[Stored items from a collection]
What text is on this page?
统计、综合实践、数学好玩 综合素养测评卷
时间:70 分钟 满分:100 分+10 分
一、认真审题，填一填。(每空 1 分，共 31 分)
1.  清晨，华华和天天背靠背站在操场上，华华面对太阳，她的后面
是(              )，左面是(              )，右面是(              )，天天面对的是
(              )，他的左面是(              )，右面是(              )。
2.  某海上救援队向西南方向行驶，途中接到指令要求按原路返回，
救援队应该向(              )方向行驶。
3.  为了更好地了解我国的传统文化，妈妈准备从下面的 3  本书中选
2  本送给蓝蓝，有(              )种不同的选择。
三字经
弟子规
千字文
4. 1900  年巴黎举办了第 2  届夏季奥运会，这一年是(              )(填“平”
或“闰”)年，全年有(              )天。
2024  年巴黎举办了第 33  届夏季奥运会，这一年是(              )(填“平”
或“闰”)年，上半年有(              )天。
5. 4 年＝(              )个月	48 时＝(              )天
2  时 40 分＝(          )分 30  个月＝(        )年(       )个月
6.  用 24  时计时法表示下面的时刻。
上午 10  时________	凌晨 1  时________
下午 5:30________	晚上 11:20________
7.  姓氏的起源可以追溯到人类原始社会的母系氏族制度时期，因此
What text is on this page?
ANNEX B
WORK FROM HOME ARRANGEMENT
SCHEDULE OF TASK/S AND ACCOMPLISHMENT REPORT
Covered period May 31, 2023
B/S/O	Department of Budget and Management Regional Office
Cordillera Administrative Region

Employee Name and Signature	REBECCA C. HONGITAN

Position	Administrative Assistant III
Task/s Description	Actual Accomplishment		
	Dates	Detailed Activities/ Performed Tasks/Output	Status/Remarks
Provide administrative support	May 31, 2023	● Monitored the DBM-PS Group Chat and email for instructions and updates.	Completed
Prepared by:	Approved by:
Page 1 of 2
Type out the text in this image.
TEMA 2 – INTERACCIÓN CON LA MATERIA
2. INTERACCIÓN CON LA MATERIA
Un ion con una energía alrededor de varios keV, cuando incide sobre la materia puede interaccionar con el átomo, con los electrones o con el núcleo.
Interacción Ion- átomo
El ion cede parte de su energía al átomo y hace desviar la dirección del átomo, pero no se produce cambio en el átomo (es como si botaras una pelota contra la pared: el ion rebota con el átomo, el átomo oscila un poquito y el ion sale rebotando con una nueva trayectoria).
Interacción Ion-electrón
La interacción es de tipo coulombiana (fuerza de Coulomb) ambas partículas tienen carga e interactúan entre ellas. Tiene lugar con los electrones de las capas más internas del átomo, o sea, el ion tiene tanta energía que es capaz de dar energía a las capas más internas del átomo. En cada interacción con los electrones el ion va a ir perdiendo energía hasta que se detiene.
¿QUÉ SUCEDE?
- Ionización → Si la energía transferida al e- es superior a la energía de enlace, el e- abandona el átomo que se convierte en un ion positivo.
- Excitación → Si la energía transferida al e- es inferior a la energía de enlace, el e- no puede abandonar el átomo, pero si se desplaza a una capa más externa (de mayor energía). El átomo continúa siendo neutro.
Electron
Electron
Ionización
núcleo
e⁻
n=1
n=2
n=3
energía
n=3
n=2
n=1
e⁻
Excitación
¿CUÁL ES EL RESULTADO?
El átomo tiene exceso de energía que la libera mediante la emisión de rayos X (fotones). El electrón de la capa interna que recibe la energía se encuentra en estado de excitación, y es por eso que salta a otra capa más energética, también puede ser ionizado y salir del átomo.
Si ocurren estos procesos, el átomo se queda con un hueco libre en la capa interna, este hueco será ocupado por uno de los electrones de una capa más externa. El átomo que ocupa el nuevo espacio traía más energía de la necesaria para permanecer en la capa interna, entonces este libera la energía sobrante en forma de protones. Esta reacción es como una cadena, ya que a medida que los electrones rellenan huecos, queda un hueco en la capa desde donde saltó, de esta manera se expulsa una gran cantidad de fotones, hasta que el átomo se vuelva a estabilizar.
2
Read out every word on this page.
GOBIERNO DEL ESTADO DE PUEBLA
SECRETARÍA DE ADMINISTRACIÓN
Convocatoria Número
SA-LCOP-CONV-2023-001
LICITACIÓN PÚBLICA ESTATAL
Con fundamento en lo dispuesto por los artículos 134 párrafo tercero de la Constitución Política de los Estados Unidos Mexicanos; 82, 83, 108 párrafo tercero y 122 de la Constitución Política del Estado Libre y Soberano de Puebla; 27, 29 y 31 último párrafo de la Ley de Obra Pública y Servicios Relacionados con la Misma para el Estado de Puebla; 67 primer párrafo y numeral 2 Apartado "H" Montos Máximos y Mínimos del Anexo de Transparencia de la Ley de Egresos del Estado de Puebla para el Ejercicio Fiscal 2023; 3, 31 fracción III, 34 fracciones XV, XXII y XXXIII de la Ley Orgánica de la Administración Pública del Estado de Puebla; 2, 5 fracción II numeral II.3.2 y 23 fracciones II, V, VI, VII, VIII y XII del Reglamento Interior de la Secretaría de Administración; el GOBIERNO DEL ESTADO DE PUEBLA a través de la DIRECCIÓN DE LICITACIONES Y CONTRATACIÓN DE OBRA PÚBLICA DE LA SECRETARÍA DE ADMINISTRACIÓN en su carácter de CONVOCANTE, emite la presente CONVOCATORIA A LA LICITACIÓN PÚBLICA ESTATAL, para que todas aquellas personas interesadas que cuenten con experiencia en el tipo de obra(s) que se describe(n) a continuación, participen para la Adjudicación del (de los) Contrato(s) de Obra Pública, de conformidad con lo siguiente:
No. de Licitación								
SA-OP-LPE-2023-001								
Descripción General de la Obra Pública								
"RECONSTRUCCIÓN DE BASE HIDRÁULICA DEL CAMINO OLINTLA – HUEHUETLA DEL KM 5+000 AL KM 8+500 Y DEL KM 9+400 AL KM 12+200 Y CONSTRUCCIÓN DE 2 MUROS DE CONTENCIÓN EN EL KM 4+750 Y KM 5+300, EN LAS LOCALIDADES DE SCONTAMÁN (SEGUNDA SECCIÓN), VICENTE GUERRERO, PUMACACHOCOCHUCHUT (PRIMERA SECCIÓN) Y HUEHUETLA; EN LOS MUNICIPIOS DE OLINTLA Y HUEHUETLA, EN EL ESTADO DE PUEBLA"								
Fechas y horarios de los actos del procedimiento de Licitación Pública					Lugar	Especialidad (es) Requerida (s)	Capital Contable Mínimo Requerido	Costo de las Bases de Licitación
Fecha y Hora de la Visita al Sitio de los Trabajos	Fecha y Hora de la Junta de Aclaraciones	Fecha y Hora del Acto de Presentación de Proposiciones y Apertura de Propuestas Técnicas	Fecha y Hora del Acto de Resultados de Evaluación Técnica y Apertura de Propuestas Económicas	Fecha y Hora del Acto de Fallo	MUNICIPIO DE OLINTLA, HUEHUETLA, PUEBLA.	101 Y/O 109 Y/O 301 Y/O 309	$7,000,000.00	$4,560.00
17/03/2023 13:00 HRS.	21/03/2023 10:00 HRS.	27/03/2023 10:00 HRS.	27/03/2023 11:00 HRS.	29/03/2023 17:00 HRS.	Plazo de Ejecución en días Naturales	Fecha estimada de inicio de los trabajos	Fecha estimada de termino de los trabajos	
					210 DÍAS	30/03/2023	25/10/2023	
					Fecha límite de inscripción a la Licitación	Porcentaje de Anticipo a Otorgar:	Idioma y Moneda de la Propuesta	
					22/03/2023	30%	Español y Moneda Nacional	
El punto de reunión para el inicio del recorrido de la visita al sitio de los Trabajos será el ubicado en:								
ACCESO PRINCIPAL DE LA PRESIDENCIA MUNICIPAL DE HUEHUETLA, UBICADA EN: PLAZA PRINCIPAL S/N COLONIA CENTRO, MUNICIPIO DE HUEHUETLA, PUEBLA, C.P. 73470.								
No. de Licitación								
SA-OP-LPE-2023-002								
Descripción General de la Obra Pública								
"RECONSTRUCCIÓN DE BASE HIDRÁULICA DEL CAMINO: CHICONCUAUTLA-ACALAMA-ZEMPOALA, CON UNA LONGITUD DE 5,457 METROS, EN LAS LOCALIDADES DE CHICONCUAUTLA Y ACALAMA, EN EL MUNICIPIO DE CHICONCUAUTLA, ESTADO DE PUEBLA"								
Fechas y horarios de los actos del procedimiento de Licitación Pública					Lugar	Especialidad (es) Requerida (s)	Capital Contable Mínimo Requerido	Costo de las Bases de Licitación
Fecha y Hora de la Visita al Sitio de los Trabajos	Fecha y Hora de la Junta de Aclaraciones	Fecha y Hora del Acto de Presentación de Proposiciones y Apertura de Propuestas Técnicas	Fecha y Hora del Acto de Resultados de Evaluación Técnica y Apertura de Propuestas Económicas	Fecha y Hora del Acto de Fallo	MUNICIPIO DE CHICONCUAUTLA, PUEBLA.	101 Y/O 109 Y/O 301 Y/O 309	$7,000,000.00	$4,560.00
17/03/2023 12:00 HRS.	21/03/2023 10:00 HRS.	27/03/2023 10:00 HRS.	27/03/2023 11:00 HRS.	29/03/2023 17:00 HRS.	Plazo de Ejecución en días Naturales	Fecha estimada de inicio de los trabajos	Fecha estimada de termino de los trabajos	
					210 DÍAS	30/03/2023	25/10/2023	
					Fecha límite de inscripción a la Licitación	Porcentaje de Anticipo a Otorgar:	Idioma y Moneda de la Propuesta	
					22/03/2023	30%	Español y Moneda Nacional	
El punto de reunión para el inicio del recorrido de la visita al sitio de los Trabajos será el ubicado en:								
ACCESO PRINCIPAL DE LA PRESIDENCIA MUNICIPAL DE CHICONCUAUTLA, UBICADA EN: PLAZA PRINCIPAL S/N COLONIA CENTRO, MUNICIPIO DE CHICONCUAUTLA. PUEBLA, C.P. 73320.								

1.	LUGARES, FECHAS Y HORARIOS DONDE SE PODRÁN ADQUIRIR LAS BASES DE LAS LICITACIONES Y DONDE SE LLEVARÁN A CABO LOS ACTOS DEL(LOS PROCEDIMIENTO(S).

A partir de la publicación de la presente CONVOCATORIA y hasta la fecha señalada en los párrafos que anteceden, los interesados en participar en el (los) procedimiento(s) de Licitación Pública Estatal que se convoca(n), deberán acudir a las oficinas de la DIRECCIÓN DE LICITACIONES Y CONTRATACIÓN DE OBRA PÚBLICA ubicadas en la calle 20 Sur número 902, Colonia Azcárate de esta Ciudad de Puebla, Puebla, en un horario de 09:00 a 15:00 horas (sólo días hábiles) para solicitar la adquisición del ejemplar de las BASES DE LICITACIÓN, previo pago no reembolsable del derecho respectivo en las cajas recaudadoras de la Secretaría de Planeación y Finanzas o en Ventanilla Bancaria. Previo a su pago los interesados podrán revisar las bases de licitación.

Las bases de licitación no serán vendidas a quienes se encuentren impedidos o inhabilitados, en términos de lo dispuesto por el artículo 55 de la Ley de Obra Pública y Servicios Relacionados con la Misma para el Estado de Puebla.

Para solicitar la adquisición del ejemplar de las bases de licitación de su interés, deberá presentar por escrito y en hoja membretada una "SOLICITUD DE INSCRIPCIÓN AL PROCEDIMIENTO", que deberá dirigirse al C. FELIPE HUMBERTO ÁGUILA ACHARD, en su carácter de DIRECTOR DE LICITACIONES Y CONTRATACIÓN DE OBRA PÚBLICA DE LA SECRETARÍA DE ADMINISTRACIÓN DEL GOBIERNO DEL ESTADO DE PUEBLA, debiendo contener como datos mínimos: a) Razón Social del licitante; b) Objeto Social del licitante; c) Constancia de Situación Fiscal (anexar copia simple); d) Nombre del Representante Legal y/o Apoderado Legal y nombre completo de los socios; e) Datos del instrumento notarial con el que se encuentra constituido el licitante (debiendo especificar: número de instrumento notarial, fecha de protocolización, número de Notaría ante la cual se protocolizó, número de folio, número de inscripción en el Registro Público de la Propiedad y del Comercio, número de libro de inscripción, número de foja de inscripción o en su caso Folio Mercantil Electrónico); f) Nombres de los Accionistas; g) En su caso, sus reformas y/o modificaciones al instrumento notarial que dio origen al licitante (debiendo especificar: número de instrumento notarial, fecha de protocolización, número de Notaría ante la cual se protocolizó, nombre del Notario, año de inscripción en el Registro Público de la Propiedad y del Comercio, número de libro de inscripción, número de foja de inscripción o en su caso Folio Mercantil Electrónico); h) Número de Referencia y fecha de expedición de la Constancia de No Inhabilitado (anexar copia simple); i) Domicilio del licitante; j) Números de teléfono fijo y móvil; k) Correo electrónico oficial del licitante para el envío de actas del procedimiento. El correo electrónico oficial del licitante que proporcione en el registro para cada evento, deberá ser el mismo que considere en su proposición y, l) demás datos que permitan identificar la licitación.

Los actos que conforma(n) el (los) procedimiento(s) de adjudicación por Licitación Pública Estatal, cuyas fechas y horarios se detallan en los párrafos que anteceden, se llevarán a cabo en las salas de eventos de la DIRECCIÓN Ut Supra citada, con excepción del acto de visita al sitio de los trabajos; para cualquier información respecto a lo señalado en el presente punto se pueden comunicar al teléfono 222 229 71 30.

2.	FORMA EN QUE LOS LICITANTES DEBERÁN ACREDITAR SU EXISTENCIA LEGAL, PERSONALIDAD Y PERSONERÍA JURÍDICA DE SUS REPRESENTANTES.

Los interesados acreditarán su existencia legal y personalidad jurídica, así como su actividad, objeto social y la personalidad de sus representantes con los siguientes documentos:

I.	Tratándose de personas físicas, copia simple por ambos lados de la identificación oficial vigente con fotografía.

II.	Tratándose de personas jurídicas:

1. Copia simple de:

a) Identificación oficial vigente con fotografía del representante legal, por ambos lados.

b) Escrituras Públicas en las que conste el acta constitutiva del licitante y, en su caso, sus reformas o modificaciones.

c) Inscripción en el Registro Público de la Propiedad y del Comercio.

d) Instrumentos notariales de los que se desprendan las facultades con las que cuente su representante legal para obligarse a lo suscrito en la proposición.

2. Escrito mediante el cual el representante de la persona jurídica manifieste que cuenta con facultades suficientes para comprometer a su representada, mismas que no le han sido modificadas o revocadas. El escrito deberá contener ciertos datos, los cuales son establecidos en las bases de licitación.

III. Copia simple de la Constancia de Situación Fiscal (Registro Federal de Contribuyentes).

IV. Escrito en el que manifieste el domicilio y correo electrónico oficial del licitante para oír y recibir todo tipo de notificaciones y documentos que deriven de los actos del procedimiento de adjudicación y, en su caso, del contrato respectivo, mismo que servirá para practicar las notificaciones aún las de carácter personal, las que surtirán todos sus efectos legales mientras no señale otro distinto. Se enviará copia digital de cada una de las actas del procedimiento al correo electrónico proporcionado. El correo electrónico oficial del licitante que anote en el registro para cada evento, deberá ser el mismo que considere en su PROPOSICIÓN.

* [Problem] Pick out every line above that holds the word "facultades" and copy it.

* [Exercise answer]
d) Instrumentos notariales de los que se desprendan las facultades con las que cuente su representante legal para obligarse a lo suscrito en la proposición.
2. Escrito mediante el cual el representante de la persona jurídica manifieste que cuenta con facultades suficientes para comprometer a su representada, mismas que no le han sido modificadas o revocadas. El escrito deberá contener ciertos datos, los cuales son establecidos en las bases de licitación.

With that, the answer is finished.